** begin **

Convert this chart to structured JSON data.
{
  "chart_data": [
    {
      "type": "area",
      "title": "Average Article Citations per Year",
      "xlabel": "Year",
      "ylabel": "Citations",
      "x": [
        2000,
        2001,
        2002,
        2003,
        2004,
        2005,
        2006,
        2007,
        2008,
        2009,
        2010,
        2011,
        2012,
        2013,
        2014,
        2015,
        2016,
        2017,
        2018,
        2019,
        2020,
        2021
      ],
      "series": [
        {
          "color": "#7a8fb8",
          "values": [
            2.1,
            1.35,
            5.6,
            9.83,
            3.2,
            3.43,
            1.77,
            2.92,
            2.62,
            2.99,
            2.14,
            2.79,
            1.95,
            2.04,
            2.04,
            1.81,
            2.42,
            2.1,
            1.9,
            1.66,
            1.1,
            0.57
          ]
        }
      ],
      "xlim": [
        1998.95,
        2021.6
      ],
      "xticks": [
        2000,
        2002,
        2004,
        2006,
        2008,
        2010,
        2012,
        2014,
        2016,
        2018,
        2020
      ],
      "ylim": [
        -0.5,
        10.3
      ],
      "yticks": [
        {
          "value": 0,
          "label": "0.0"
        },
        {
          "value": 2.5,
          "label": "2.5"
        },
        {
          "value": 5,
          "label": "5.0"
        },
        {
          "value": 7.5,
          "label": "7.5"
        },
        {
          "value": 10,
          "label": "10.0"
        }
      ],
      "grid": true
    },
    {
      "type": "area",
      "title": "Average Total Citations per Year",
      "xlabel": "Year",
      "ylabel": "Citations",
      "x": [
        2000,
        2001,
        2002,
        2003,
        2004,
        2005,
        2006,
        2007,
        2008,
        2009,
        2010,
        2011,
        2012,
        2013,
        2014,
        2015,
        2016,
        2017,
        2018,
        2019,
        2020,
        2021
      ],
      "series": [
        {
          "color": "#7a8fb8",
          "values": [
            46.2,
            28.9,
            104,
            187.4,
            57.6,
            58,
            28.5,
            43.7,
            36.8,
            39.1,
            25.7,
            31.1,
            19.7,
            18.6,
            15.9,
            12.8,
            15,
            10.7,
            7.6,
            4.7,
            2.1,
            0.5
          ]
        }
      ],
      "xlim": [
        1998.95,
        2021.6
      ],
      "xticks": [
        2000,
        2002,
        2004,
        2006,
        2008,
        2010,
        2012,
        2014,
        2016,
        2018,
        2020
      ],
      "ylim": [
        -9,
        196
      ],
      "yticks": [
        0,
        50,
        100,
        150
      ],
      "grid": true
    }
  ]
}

** end **

REQUIRED WORK: From the records above, pick out and copy each line holding the word "Citations".

TASK RESPONSE:
      "title": "Average Article Citations per Year",
      "ylabel": "Citations",
      "title": "Average Total Citations per Year",
      "ylabel": "Citations",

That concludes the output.